Instruction: What number of lines in the material contain the word "spazio"? Give that number alone.

[Saved entries]
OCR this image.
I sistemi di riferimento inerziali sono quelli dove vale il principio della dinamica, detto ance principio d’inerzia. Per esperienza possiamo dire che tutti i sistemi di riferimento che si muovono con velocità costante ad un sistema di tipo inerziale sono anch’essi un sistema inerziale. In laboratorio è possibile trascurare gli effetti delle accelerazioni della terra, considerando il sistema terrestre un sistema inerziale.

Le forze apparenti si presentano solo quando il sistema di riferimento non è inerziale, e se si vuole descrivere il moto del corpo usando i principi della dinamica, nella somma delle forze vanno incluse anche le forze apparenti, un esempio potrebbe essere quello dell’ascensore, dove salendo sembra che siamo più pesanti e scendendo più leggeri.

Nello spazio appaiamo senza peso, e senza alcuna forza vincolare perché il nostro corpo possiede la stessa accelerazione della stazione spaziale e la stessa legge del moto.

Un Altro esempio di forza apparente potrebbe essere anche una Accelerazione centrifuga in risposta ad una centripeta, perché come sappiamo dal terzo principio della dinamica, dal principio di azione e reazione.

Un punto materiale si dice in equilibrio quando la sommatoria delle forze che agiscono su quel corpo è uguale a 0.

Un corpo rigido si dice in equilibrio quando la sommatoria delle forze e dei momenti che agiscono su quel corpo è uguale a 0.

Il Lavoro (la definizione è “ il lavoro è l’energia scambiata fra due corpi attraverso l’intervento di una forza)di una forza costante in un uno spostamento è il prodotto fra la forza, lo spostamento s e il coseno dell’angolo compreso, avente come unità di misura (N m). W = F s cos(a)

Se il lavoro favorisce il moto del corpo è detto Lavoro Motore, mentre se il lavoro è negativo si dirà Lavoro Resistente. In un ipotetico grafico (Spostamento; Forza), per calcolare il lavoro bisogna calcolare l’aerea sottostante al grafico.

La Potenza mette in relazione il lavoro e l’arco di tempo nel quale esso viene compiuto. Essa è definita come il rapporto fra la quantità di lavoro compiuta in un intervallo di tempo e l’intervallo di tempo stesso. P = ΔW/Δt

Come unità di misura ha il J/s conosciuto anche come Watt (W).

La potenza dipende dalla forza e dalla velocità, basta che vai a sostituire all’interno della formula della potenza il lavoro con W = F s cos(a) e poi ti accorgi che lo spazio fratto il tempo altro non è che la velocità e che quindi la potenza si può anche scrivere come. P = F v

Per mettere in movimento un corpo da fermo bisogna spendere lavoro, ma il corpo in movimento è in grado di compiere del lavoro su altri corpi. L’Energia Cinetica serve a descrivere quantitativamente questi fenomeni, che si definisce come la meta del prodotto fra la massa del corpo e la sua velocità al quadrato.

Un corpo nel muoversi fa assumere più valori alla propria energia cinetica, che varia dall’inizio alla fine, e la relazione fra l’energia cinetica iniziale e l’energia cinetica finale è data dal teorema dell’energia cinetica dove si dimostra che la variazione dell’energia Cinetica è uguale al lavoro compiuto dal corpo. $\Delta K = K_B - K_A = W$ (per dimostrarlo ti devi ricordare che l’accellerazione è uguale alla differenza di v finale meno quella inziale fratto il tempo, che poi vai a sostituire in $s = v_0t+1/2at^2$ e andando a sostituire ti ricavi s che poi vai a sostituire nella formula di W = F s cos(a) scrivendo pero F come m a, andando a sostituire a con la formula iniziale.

* * *

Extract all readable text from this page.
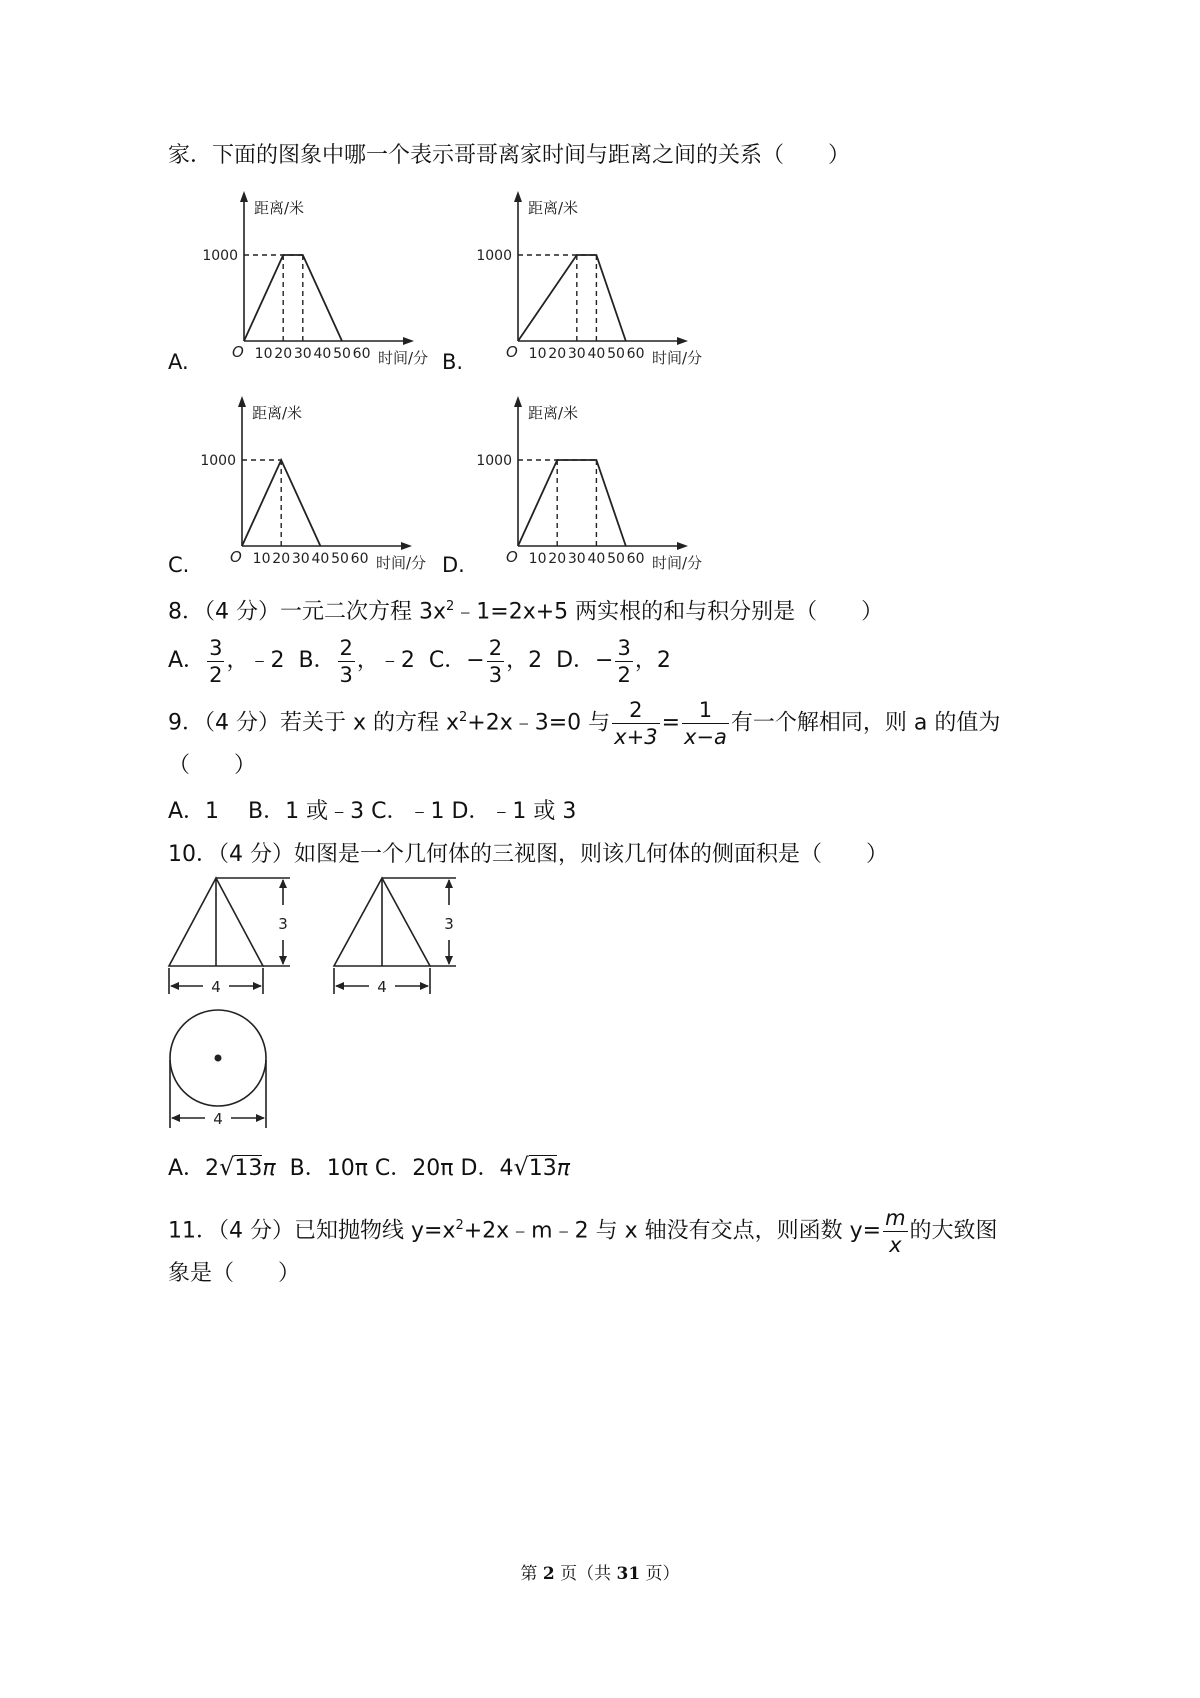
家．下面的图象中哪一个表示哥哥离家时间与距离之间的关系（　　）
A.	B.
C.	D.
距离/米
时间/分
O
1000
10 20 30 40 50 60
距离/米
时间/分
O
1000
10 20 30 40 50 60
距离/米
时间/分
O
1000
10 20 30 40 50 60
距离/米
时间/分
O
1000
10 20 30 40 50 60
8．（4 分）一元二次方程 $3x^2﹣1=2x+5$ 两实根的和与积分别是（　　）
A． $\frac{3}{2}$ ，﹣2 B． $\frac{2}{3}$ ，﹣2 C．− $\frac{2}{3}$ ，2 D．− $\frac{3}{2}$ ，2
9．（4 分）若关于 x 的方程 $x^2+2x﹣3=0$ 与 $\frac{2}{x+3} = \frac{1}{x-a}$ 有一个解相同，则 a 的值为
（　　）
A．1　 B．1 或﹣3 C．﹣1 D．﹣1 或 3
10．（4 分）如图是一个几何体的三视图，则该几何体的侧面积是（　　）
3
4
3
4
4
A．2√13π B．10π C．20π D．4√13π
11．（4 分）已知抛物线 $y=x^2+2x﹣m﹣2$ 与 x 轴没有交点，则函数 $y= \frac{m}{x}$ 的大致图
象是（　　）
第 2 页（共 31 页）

Correct result: 2